### DATA LISTING
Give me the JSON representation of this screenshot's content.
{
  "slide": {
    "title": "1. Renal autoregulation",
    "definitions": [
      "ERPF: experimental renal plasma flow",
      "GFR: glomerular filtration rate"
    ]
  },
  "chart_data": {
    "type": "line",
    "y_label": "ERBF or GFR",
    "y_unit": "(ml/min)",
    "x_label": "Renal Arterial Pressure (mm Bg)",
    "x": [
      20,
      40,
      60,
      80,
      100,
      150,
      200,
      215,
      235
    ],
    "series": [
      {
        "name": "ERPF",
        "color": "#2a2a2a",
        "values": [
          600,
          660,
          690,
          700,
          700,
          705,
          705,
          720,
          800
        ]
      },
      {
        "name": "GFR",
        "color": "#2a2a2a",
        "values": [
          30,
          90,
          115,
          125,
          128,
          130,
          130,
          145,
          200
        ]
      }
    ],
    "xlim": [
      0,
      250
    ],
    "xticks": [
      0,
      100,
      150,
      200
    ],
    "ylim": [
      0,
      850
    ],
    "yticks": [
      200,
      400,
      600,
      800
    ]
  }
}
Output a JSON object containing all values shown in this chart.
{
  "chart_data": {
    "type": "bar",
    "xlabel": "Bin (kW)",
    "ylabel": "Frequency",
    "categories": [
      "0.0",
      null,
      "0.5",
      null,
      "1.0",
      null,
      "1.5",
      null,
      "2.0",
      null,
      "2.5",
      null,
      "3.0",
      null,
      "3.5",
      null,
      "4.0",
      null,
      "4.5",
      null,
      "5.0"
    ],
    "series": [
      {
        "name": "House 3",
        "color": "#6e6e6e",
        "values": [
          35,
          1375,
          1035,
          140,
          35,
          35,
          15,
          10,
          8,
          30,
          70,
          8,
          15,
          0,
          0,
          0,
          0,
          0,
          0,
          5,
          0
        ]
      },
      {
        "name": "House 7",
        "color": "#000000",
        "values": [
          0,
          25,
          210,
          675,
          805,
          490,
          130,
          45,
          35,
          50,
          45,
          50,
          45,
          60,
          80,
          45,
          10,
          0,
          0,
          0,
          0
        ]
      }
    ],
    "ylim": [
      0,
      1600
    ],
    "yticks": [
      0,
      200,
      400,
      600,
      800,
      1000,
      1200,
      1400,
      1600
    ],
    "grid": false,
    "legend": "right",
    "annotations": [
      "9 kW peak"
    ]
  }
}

### GIVEN PROBLEM
Each line of the material must be restated exactly.

### OUTPUT FOR THIS EXERCISE
Give me the JSON representation of this screenshot's content.
{
  "slide": {
    "title": "1. Renal autoregulation",
    "definitions": [
      "ERPF: experimental renal plasma flow",
      "GFR: glomerular filtration rate"
    ]
  },
  "chart_data": {
    "type": "line",
    "y_label": "ERBF or GFR",
    "y_unit": "(ml/min)",
    "x_label": "Renal Arterial Pressure (mm Bg)",
    "x": [
      20,
      40,
      60,
      80,
      100,
      150,
      200,
      215,
      235
    ],
    "series": [
      {
        "name": "ERPF",
        "color": "#2a2a2a",
        "values": [
          600,
          660,
          690,
          700,
          700,
          705,
          705,
          720,
          800
        ]
      },
      {
        "name": "GFR",
        "color": "#2a2a2a",
        "values": [
          30,
          90,
          115,
          125,
          128,
          130,
          130,
          145,
          200
        ]
      }
    ],
    "xlim": [
      0,
      250
    ],
    "xticks": [
      0,
      100,
      150,
      200
    ],
    "ylim": [
      0,
      850
    ],
    "yticks": [
      200,
      400,
      600,
      800
    ]
  }
}
Output a JSON object containing all values shown in this chart.
{
  "chart_data": {
    "type": "bar",
    "xlabel": "Bin (kW)",
    "ylabel": "Frequency",
    "categories": [
      "0.0",
      null,
      "0.5",
      null,
      "1.0",
      null,
      "1.5",
      null,
      "2.0",
      null,
      "2.5",
      null,
      "3.0",
      null,
      "3.5",
      null,
      "4.0",
      null,
      "4.5",
      null,
      "5.0"
    ],
    "series": [
      {
        "name": "House 3",
        "color": "#6e6e6e",
        "values": [
          35,
          1375,
          1035,
          140,
          35,
          35,
          15,
          10,
          8,
          30,
          70,
          8,
          15,
          0,
          0,
          0,
          0,
          0,
          0,
          5,
          0
        ]
      },
      {
        "name": "House 7",
        "color": "#000000",
        "values": [
          0,
          25,
          210,
          675,
          805,
          490,
          130,
          45,
          35,
          50,
          45,
          50,
          45,
          60,
          80,
          45,
          10,
          0,
          0,
          0,
          0
        ]
      }
    ],
    "ylim": [
      0,
      1600
    ],
    "yticks": [
      0,
      200,
      400,
      600,
      800,
      1000,
      1200,
      1400,
      1600
    ],
    "grid": false,
    "legend": "right",
    "annotations": [
      "9 kW peak"
    ]
  }
}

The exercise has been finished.